> _Stated problem_
Omit every picture, then give all the entries again exactly.

** Start **

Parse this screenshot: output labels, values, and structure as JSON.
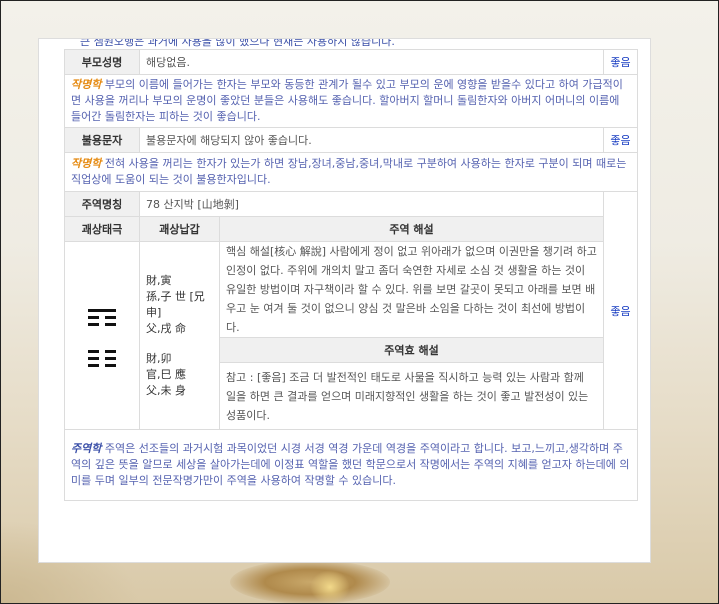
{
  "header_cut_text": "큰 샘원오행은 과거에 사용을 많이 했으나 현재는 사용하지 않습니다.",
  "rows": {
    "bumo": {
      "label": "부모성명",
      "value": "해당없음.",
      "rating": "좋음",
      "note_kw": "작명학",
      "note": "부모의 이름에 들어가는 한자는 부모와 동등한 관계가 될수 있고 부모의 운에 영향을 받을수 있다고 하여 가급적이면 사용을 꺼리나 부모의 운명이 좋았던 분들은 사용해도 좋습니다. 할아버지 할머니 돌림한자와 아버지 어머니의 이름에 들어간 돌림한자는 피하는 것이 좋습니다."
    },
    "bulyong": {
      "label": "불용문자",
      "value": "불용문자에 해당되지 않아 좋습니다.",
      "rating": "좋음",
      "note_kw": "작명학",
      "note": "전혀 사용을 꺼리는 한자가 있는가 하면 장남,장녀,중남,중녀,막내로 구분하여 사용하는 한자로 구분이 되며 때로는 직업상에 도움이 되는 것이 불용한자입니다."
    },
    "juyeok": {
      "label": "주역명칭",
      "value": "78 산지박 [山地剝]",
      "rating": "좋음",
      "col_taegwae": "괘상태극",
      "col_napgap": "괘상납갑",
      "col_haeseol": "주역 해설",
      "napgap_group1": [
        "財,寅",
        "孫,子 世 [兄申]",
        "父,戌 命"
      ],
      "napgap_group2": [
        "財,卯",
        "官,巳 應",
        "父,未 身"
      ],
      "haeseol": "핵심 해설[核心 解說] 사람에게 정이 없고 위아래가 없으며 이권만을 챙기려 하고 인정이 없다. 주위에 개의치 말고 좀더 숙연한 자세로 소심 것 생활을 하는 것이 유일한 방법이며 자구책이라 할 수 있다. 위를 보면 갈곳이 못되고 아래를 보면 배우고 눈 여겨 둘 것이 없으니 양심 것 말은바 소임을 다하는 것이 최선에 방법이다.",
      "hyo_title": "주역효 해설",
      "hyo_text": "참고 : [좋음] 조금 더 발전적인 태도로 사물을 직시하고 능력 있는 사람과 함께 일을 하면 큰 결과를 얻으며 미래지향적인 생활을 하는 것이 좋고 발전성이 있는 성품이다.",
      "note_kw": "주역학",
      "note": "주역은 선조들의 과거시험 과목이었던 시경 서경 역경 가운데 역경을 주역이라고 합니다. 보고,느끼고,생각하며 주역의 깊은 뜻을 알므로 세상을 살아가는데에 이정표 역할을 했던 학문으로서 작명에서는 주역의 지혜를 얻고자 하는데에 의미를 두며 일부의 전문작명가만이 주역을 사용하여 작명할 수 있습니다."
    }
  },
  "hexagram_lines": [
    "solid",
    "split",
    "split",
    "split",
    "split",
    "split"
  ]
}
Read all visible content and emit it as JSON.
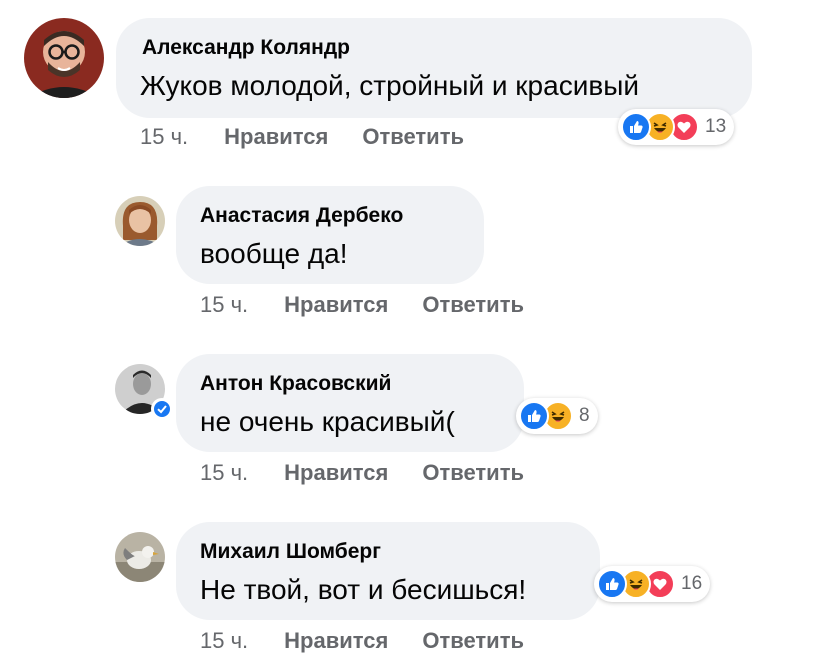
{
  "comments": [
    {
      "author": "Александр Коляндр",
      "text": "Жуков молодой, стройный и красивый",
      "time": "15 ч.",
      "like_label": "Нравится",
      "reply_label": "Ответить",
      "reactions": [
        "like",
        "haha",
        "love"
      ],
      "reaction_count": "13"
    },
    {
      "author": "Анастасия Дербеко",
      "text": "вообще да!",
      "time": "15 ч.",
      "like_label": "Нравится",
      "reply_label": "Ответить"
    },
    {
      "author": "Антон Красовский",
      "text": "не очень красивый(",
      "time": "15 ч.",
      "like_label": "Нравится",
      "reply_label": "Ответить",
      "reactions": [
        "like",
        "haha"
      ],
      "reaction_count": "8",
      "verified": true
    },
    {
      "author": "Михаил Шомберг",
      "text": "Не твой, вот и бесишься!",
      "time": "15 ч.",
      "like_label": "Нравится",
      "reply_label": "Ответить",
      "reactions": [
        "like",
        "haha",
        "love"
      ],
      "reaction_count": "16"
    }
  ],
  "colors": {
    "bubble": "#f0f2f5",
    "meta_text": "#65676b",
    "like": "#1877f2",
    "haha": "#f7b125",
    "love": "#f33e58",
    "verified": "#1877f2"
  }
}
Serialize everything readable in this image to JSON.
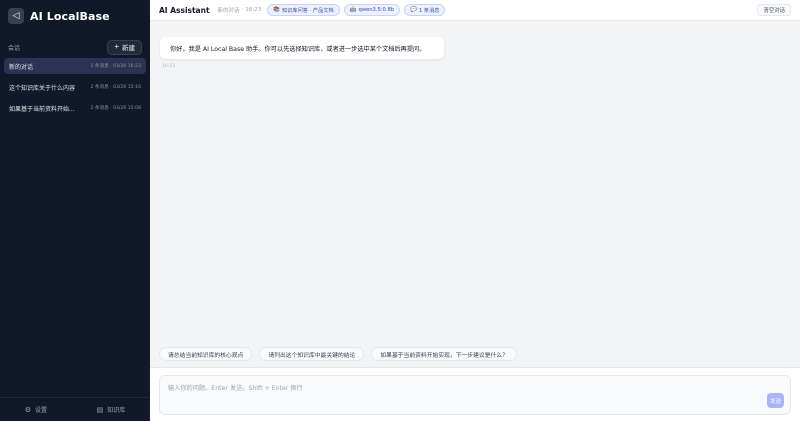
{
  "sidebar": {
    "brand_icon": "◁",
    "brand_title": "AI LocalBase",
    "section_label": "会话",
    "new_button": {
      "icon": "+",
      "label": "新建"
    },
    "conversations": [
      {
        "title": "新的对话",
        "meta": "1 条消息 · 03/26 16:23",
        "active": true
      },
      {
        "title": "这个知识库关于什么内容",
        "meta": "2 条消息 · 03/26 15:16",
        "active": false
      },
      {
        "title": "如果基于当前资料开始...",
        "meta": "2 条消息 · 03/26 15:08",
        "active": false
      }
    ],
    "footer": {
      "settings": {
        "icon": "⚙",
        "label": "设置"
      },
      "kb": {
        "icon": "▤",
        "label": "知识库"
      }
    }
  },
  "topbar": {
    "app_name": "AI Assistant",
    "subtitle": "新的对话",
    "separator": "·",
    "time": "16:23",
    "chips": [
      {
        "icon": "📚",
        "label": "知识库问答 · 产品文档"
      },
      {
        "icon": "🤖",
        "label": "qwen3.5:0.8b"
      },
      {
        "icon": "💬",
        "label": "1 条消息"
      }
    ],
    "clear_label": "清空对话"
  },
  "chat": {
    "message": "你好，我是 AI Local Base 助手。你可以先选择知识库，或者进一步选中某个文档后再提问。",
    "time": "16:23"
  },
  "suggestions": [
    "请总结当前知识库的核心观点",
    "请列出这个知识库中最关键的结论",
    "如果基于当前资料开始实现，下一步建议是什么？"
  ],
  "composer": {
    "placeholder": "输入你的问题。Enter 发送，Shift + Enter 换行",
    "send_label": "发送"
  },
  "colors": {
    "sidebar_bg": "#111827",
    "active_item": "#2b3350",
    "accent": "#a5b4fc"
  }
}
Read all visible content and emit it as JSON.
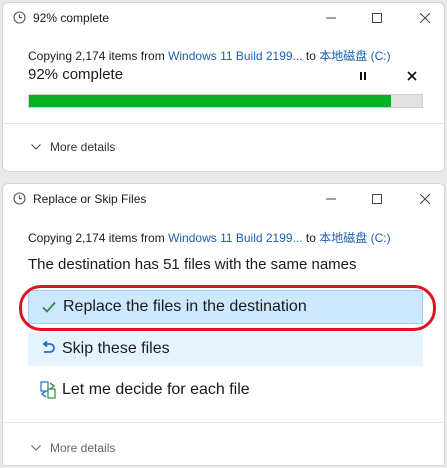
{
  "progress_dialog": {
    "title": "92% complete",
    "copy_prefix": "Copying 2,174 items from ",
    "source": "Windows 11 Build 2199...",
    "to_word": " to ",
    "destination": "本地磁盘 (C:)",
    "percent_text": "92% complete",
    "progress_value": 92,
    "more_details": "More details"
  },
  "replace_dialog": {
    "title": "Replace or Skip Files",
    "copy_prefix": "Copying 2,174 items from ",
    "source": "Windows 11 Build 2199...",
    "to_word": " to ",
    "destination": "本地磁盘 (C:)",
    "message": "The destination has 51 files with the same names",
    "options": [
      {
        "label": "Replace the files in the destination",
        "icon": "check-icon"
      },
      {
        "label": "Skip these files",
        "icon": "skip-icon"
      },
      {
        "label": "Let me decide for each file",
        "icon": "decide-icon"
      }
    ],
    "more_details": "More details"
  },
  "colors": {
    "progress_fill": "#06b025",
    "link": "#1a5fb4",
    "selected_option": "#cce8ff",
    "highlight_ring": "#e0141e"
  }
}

** End **

> _Task output_
Parse this screenshot: output labels, values, and structure as JSON.
{
  "header_cut_text": "큰 샘원오행은 과거에 사용을 많이 했으나 현재는 사용하지 않습니다.",
  "rows": {
    "bumo": {
      "label": "부모성명",
      "value": "해당없음.",
      "rating": "좋음",
      "note_kw": "작명학",
      "note": "부모의 이름에 들어가는 한자는 부모와 동등한 관계가 될수 있고 부모의 운에 영향을 받을수 있다고 하여 가급적이면 사용을 꺼리나 부모의 운명이 좋았던 분들은 사용해도 좋습니다. 할아버지 할머니 돌림한자와 아버지 어머니의 이름에 들어간 돌림한자는 피하는 것이 좋습니다."
    },
    "bulyong": {
      "label": "불용문자",
      "value": "불용문자에 해당되지 않아 좋습니다.",
      "rating": "좋음",
      "note_kw": "작명학",
      "note": "전혀 사용을 꺼리는 한자가 있는가 하면 장남,장녀,중남,중녀,막내로 구분하여 사용하는 한자로 구분이 되며 때로는 직업상에 도움이 되는 것이 불용한자입니다."
    },
    "juyeok": {
      "label": "주역명칭",
      "value": "78 산지박 [山地剝]",
      "rating": "좋음",
      "col_taegwae": "괘상태극",
      "col_napgap": "괘상납갑",
      "col_haeseol": "주역 해설",
      "napgap_group1": [
        "財,寅",
        "孫,子 世 [兄申]",
        "父,戌 命"
      ],
      "napgap_group2": [
        "財,卯",
        "官,巳 應",
        "父,未 身"
      ],
      "haeseol": "핵심 해설[核心 解說] 사람에게 정이 없고 위아래가 없으며 이권만을 챙기려 하고 인정이 없다. 주위에 개의치 말고 좀더 숙연한 자세로 소심 것 생활을 하는 것이 유일한 방법이며 자구책이라 할 수 있다. 위를 보면 갈곳이 못되고 아래를 보면 배우고 눈 여겨 둘 것이 없으니 양심 것 말은바 소임을 다하는 것이 최선에 방법이다.",
      "hyo_title": "주역효 해설",
      "hyo_text": "참고 : [좋음] 조금 더 발전적인 태도로 사물을 직시하고 능력 있는 사람과 함께 일을 하면 큰 결과를 얻으며 미래지향적인 생활을 하는 것이 좋고 발전성이 있는 성품이다.",
      "note_kw": "주역학",
      "note": "주역은 선조들의 과거시험 과목이었던 시경 서경 역경 가운데 역경을 주역이라고 합니다. 보고,느끼고,생각하며 주역의 깊은 뜻을 알므로 세상을 살아가는데에 이정표 역할을 했던 학문으로서 작명에서는 주역의 지혜를 얻고자 하는데에 의미를 두며 일부의 전문작명가만이 주역을 사용하여 작명할 수 있습니다."
    }
  },
  "hexagram_lines": [
    "solid",
    "split",
    "split",
    "split",
    "split",
    "split"
  ]
}
Read all visible content and emit it as JSON.
{
  "comments": [
    {
      "author": "Александр Коляндр",
      "text": "Жуков молодой, стройный и красивый",
      "time": "15 ч.",
      "like_label": "Нравится",
      "reply_label": "Ответить",
      "reactions": [
        "like",
        "haha",
        "love"
      ],
      "reaction_count": "13"
    },
    {
      "author": "Анастасия Дербеко",
      "text": "вообще да!",
      "time": "15 ч.",
      "like_label": "Нравится",
      "reply_label": "Ответить"
    },
    {
      "author": "Антон Красовский",
      "text": "не очень красивый(",
      "time": "15 ч.",
      "like_label": "Нравится",
      "reply_label": "Ответить",
      "reactions": [
        "like",
        "haha"
      ],
      "reaction_count": "8",
      "verified": true
    },
    {
      "author": "Михаил Шомберг",
      "text": "Не твой, вот и бесишься!",
      "time": "15 ч.",
      "like_label": "Нравится",
      "reply_label": "Ответить",
      "reactions": [
        "like",
        "haha",
        "love"
      ],
      "reaction_count": "16"
    }
  ],
  "colors": {
    "bubble": "#f0f2f5",
    "meta_text": "#65676b",
    "like": "#1877f2",
    "haha": "#f7b125",
    "love": "#f33e58",
    "verified": "#1877f2"
  }
}
Serialize everything readable in this image to JSON.
{
  "sidebar": {
    "brand_icon": "◁",
    "brand_title": "AI LocalBase",
    "section_label": "会话",
    "new_button": {
      "icon": "+",
      "label": "新建"
    },
    "conversations": [
      {
        "title": "新的对话",
        "meta": "1 条消息 · 03/26 16:23",
        "active": true
      },
      {
        "title": "这个知识库关于什么内容",
        "meta": "2 条消息 · 03/26 15:16",
        "active": false
      },
      {
        "title": "如果基于当前资料开始...",
        "meta": "2 条消息 · 03/26 15:08",
        "active": false
      }
    ],
    "footer": {
      "settings": {
        "icon": "⚙",
        "label": "设置"
      },
      "kb": {
        "icon": "▤",
        "label": "知识库"
      }
    }
  },
  "topbar": {
    "app_name": "AI Assistant",
    "subtitle": "新的对话",
    "separator": "·",
    "time": "16:23",
    "chips": [
      {
        "icon": "📚",
        "label": "知识库问答 · 产品文档"
      },
      {
        "icon": "🤖",
        "label": "qwen3.5:0.8b"
      },
      {
        "icon": "💬",
        "label": "1 条消息"
      }
    ],
    "clear_label": "清空对话"
  },
  "chat": {
    "message": "你好，我是 AI Local Base 助手。你可以先选择知识库，或者进一步选中某个文档后再提问。",
    "time": "16:23"
  },
  "suggestions": [
    "请总结当前知识库的核心观点",
    "请列出这个知识库中最关键的结论",
    "如果基于当前资料开始实现，下一步建议是什么？"
  ],
  "composer": {
    "placeholder": "输入你的问题。Enter 发送，Shift + Enter 换行",
    "send_label": "发送"
  },
  "colors": {
    "sidebar_bg": "#111827",
    "active_item": "#2b3350",
    "accent": "#a5b4fc"
  }
}
Read all visible content and emit it as JSON.
{
  "progress_dialog": {
    "title": "92% complete",
    "copy_prefix": "Copying 2,174 items from ",
    "source": "Windows 11 Build 2199...",
    "to_word": " to ",
    "destination": "本地磁盘 (C:)",
    "percent_text": "92% complete",
    "progress_value": 92,
    "more_details": "More details"
  },
  "replace_dialog": {
    "title": "Replace or Skip Files",
    "copy_prefix": "Copying 2,174 items from ",
    "source": "Windows 11 Build 2199...",
    "to_word": " to ",
    "destination": "本地磁盘 (C:)",
    "message": "The destination has 51 files with the same names",
    "options": [
      {
        "label": "Replace the files in the destination",
        "icon": "check-icon"
      },
      {
        "label": "Skip these files",
        "icon": "skip-icon"
      },
      {
        "label": "Let me decide for each file",
        "icon": "decide-icon"
      }
    ],
    "more_details": "More details"
  },
  "colors": {
    "progress_fill": "#06b025",
    "link": "#1a5fb4",
    "selected_option": "#cce8ff",
    "highlight_ring": "#e0141e"
  }
}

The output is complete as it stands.